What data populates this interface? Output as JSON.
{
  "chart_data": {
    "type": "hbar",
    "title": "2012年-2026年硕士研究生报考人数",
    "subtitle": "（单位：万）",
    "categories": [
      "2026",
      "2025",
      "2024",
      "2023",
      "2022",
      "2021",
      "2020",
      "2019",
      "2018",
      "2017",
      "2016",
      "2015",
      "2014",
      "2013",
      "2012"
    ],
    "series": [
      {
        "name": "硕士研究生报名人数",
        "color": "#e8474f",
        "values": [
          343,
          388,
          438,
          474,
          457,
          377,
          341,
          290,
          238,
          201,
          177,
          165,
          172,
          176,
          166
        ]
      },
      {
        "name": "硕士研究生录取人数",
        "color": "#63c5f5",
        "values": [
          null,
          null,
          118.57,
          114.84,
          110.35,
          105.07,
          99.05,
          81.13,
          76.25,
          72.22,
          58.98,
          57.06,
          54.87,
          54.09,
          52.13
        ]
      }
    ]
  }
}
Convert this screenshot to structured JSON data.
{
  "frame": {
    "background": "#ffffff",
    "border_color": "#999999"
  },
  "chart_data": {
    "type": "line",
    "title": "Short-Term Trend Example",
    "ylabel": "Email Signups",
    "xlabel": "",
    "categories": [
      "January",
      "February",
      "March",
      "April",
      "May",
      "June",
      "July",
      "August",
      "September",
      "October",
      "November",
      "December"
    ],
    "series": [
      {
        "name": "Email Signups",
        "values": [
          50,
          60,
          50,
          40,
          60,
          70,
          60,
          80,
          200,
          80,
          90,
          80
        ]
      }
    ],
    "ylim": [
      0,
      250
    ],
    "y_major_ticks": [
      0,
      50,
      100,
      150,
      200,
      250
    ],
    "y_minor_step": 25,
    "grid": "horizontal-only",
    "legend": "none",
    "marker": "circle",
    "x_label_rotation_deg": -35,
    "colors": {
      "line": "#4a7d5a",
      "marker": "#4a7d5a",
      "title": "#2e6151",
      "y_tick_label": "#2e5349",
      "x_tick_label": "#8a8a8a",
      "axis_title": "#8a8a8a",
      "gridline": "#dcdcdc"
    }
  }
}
####
Give all of the entries again, word for word.

What data populates this interface? Output as JSON.
{
  "chart_data": {
    "type": "hbar",
    "title": "2012年-2026年硕士研究生报考人数",
    "subtitle": "（单位：万）",
    "categories": [
      "2026",
      "2025",
      "2024",
      "2023",
      "2022",
      "2021",
      "2020",
      "2019",
      "2018",
      "2017",
      "2016",
      "2015",
      "2014",
      "2013",
      "2012"
    ],
    "series": [
      {
        "name": "硕士研究生报名人数",
        "color": "#e8474f",
        "values": [
          343,
          388,
          438,
          474,
          457,
          377,
          341,
          290,
          238,
          201,
          177,
          165,
          172,
          176,
          166
        ]
      },
      {
        "name": "硕士研究生录取人数",
        "color": "#63c5f5",
        "values": [
          null,
          null,
          118.57,
          114.84,
          110.35,
          105.07,
          99.05,
          81.13,
          76.25,
          72.22,
          58.98,
          57.06,
          54.87,
          54.09,
          52.13
        ]
      }
    ]
  }
}
Convert this screenshot to structured JSON data.
{
  "frame": {
    "background": "#ffffff",
    "border_color": "#999999"
  },
  "chart_data": {
    "type": "line",
    "title": "Short-Term Trend Example",
    "ylabel": "Email Signups",
    "xlabel": "",
    "categories": [
      "January",
      "February",
      "March",
      "April",
      "May",
      "June",
      "July",
      "August",
      "September",
      "October",
      "November",
      "December"
    ],
    "series": [
      {
        "name": "Email Signups",
        "values": [
          50,
          60,
          50,
          40,
          60,
          70,
          60,
          80,
          200,
          80,
          90,
          80
        ]
      }
    ],
    "ylim": [
      0,
      250
    ],
    "y_major_ticks": [
      0,
      50,
      100,
      150,
      200,
      250
    ],
    "y_minor_step": 25,
    "grid": "horizontal-only",
    "legend": "none",
    "marker": "circle",
    "x_label_rotation_deg": -35,
    "colors": {
      "line": "#4a7d5a",
      "marker": "#4a7d5a",
      "title": "#2e6151",
      "y_tick_label": "#2e5349",
      "x_tick_label": "#8a8a8a",
      "axis_title": "#8a8a8a",
      "gridline": "#dcdcdc"
    }
  }
}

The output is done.